| Input rows |
======
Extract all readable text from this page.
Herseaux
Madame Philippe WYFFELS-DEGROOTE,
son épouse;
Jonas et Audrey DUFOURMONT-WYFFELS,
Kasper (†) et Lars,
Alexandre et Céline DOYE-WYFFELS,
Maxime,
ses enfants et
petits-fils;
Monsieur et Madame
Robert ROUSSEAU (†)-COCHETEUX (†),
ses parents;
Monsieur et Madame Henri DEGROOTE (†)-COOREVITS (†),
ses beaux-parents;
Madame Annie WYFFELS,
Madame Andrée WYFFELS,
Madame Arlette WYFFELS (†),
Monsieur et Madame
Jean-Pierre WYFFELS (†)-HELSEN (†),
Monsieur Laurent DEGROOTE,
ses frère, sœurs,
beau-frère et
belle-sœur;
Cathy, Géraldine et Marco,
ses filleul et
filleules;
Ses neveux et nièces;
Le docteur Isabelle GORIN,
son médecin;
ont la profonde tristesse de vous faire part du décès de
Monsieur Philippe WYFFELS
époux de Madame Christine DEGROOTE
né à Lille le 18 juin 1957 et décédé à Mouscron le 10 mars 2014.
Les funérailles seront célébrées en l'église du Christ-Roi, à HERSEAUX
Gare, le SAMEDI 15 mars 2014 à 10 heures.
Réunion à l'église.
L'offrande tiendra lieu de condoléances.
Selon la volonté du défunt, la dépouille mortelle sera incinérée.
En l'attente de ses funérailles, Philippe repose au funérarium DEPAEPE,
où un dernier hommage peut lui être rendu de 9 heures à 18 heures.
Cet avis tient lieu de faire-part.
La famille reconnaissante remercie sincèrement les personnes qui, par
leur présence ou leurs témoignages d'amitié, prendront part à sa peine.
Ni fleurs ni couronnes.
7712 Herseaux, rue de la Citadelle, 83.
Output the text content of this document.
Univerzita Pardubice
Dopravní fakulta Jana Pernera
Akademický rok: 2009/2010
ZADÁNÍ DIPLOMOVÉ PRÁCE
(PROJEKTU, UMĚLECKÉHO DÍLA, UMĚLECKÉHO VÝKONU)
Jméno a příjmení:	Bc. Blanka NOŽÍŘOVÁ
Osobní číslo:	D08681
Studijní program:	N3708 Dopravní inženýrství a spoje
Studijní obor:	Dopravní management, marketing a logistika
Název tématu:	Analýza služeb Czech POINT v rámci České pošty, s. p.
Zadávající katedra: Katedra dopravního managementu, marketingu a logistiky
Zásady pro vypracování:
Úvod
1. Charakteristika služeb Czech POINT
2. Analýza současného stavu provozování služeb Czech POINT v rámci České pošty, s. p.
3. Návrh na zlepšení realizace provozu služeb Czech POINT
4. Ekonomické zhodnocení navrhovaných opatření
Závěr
======
Word for word, write out the data.

| Answer in full |
Extract all readable text from this page.
Herseaux
Madame Philippe WYFFELS-DEGROOTE,
son épouse;
Jonas et Audrey DUFOURMONT-WYFFELS,
Kasper (†) et Lars,
Alexandre et Céline DOYE-WYFFELS,
Maxime,
ses enfants et
petits-fils;
Monsieur et Madame
Robert ROUSSEAU (†)-COCHETEUX (†),
ses parents;
Monsieur et Madame Henri DEGROOTE (†)-COOREVITS (†),
ses beaux-parents;
Madame Annie WYFFELS,
Madame Andrée WYFFELS,
Madame Arlette WYFFELS (†),
Monsieur et Madame
Jean-Pierre WYFFELS (†)-HELSEN (†),
Monsieur Laurent DEGROOTE,
ses frère, sœurs,
beau-frère et
belle-sœur;
Cathy, Géraldine et Marco,
ses filleul et
filleules;
Ses neveux et nièces;
Le docteur Isabelle GORIN,
son médecin;
ont la profonde tristesse de vous faire part du décès de
Monsieur Philippe WYFFELS
époux de Madame Christine DEGROOTE
né à Lille le 18 juin 1957 et décédé à Mouscron le 10 mars 2014.
Les funérailles seront célébrées en l'église du Christ-Roi, à HERSEAUX
Gare, le SAMEDI 15 mars 2014 à 10 heures.
Réunion à l'église.
L'offrande tiendra lieu de condoléances.
Selon la volonté du défunt, la dépouille mortelle sera incinérée.
En l'attente de ses funérailles, Philippe repose au funérarium DEPAEPE,
où un dernier hommage peut lui être rendu de 9 heures à 18 heures.
Cet avis tient lieu de faire-part.
La famille reconnaissante remercie sincèrement les personnes qui, par
leur présence ou leurs témoignages d'amitié, prendront part à sa peine.
Ni fleurs ni couronnes.
7712 Herseaux, rue de la Citadelle, 83.
Output the text content of this document.
Univerzita Pardubice
Dopravní fakulta Jana Pernera
Akademický rok: 2009/2010
ZADÁNÍ DIPLOMOVÉ PRÁCE
(PROJEKTU, UMĚLECKÉHO DÍLA, UMĚLECKÉHO VÝKONU)
Jméno a příjmení:	Bc. Blanka NOŽÍŘOVÁ
Osobní číslo:	D08681
Studijní program:	N3708 Dopravní inženýrství a spoje
Studijní obor:	Dopravní management, marketing a logistika
Název tématu:	Analýza služeb Czech POINT v rámci České pošty, s. p.
Zadávající katedra: Katedra dopravního managementu, marketingu a logistiky
Zásady pro vypracování:
Úvod
1. Charakteristika služeb Czech POINT
2. Analýza současného stavu provozování služeb Czech POINT v rámci České pošty, s. p.
3. Návrh na zlepšení realizace provozu služeb Czech POINT
4. Ekonomické zhodnocení navrhovaných opatření
Závěr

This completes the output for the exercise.